Search the listing for "看见小锤的振动" and copy every line where it appears.

━━━━━━━━━━━━━━━━

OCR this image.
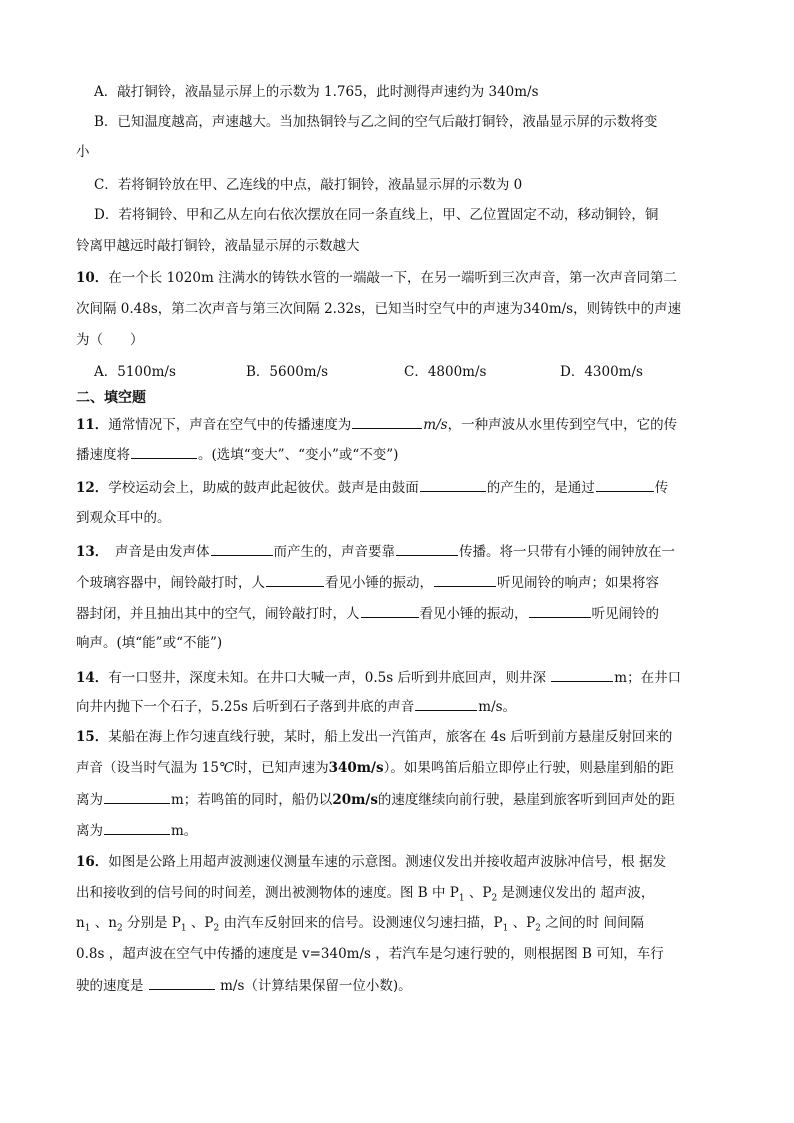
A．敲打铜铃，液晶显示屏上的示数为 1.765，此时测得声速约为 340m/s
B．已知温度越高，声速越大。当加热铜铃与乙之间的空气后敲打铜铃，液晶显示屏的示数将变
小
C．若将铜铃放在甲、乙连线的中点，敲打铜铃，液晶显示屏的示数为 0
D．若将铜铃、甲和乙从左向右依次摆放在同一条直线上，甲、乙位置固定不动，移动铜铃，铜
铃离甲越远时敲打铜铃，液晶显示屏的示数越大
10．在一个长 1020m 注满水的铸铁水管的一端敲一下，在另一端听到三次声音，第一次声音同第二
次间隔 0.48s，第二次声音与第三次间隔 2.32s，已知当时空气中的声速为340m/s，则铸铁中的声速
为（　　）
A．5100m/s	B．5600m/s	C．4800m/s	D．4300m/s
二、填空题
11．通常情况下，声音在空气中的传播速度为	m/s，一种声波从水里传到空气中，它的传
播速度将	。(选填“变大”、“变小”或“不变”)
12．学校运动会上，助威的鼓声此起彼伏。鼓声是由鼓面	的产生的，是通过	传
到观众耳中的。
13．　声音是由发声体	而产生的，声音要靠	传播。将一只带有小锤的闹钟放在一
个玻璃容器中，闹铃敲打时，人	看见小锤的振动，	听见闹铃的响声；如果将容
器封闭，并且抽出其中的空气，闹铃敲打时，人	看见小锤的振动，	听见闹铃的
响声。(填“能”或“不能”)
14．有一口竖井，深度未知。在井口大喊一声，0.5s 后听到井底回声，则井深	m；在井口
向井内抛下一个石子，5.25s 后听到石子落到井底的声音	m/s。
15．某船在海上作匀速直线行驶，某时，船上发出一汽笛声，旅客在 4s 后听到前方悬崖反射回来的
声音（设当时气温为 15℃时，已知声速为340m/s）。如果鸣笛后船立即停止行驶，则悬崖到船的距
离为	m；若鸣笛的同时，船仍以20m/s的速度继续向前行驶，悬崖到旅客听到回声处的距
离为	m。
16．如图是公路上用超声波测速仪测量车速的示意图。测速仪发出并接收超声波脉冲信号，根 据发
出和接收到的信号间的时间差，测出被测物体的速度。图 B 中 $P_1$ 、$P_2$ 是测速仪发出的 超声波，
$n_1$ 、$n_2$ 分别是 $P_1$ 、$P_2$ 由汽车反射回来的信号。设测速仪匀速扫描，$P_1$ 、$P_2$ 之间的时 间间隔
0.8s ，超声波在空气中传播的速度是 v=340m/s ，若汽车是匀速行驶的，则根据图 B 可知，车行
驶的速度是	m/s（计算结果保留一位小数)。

━━━━━━━━━━━━━━━━

◆ Solution for this problem:
个玻璃容器中，闹铃敲打时，人	看见小锤的振动，	听见闹铃的响声；如果将容
器封闭，并且抽出其中的空气，闹铃敲打时，人	看见小锤的振动，	听见闹铃的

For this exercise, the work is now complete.